> **Required work**:
Identify each line containing the word "бюджете" and copy it.

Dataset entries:
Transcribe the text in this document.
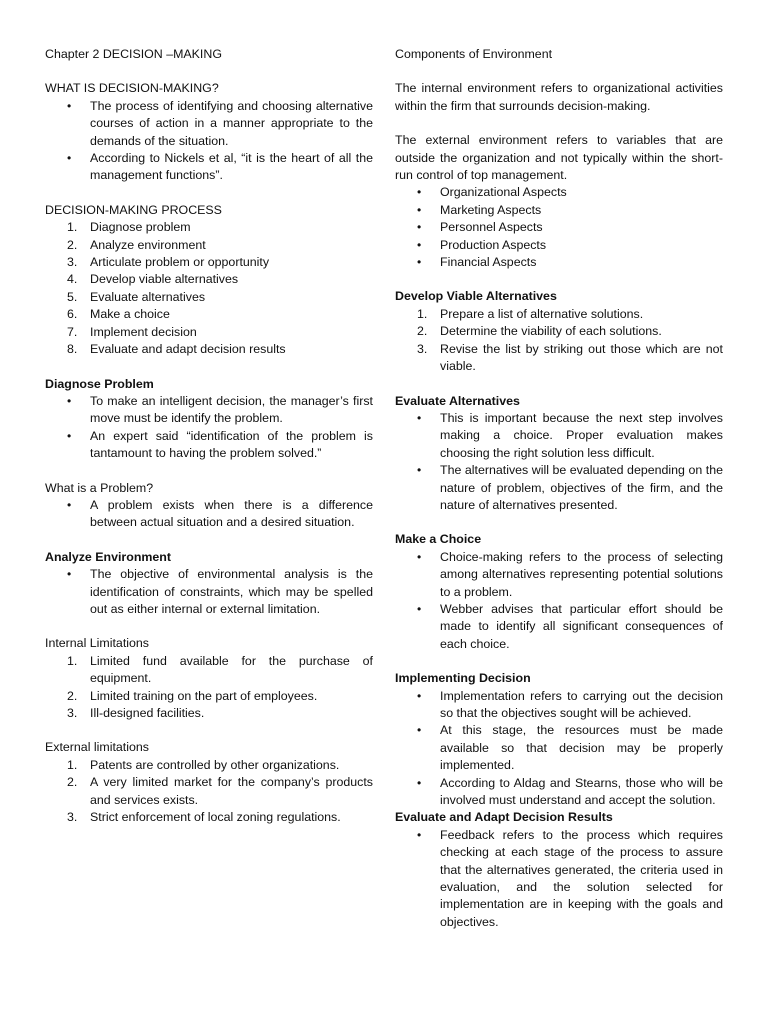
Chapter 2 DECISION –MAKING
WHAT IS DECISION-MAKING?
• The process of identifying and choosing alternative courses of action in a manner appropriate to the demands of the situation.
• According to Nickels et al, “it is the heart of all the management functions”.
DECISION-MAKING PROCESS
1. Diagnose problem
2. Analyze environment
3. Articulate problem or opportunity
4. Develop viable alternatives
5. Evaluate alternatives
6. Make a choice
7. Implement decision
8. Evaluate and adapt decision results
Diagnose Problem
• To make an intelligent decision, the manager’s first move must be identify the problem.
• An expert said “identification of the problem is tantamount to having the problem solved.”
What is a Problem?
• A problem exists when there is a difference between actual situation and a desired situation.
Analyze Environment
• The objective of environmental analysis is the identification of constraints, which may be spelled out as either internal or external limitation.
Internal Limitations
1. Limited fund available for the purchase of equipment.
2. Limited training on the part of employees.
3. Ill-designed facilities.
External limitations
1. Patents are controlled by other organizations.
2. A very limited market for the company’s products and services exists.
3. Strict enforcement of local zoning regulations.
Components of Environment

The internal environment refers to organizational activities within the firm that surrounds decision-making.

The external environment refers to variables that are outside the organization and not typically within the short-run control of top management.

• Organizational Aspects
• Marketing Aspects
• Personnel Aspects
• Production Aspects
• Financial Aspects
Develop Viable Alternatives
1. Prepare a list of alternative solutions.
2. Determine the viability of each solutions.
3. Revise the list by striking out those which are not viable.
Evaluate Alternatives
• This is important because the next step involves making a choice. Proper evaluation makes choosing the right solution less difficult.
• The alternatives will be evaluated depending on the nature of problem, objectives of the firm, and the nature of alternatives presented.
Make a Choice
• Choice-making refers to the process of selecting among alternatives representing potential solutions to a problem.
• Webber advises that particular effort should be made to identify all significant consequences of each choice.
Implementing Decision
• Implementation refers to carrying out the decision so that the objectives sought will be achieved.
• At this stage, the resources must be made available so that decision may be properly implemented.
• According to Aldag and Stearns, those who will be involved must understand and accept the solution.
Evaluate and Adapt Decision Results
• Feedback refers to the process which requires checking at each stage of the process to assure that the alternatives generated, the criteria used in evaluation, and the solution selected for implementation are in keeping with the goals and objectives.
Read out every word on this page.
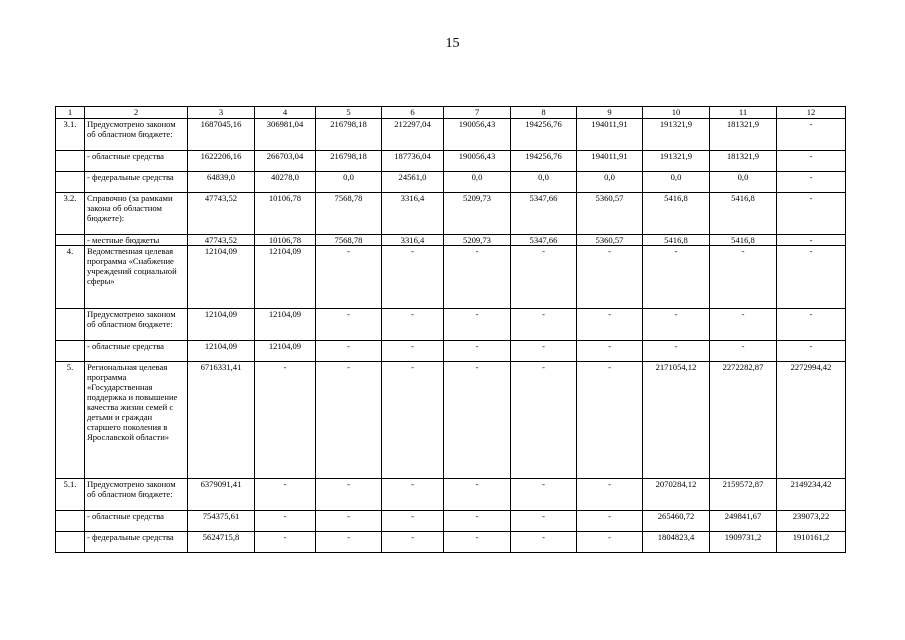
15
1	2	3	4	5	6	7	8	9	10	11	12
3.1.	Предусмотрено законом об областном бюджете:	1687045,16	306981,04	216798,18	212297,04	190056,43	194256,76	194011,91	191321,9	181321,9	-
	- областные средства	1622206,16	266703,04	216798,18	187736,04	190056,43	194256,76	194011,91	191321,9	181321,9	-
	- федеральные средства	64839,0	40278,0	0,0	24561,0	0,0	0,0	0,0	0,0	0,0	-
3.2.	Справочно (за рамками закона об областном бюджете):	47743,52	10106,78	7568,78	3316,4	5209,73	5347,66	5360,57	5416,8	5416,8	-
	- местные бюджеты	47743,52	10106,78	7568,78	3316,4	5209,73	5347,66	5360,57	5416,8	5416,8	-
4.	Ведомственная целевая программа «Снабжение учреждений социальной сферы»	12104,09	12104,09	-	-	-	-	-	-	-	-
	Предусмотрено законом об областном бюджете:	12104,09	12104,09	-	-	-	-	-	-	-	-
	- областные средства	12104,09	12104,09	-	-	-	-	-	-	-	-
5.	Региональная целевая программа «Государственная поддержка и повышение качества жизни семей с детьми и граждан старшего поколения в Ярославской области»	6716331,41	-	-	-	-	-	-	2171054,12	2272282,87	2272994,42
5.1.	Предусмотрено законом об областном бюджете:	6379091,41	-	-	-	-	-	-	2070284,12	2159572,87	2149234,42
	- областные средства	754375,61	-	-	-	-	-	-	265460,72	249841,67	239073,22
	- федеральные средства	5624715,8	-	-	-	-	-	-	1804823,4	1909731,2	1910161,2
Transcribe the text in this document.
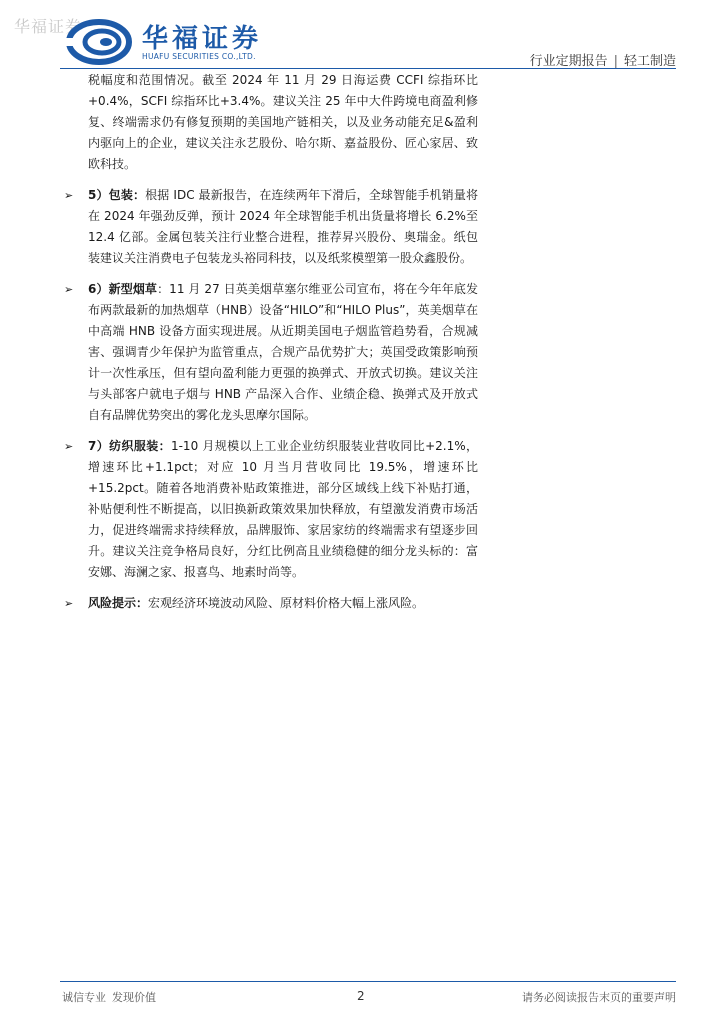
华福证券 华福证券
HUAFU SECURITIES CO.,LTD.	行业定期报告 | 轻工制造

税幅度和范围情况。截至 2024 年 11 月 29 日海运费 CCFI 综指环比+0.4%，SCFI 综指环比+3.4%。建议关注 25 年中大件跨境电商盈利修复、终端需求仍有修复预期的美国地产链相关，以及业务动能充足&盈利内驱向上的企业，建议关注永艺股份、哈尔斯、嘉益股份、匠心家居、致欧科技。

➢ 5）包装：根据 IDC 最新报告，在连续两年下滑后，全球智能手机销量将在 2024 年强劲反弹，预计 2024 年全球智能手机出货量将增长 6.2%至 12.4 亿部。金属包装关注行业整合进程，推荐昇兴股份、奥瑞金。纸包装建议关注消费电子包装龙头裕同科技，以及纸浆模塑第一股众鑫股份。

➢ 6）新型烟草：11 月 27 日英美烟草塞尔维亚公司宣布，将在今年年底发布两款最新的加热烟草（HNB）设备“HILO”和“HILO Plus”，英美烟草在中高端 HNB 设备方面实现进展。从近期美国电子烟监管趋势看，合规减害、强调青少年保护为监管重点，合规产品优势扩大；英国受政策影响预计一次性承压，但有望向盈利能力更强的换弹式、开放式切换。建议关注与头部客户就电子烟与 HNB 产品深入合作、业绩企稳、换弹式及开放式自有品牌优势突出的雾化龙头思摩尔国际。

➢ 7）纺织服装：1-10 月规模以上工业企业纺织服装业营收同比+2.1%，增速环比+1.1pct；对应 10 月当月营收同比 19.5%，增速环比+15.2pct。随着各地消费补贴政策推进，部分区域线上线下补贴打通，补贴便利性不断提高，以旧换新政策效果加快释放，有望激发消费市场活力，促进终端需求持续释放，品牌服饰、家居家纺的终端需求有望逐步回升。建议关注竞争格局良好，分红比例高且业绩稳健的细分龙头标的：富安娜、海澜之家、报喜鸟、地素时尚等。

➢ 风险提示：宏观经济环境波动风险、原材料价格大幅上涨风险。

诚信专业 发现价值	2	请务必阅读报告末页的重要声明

> **Correct response**:
3.1.	Предусмотрено законом об областном бюджете:	1687045,16	306981,04	216798,18	212297,04	190056,43	194256,76	194011,91	191321,9	181321,9	-
3.2.	Справочно (за рамками закона об областном бюджете):	47743,52	10106,78	7568,78	3316,4	5209,73	5347,66	5360,57	5416,8	5416,8	-
	Предусмотрено законом об областном бюджете:	12104,09	12104,09	-	-	-	-	-	-	-	-
5.1.	Предусмотрено законом об областном бюджете:	6379091,41	-	-	-	-	-	-	2070284,12	2159572,87	2149234,42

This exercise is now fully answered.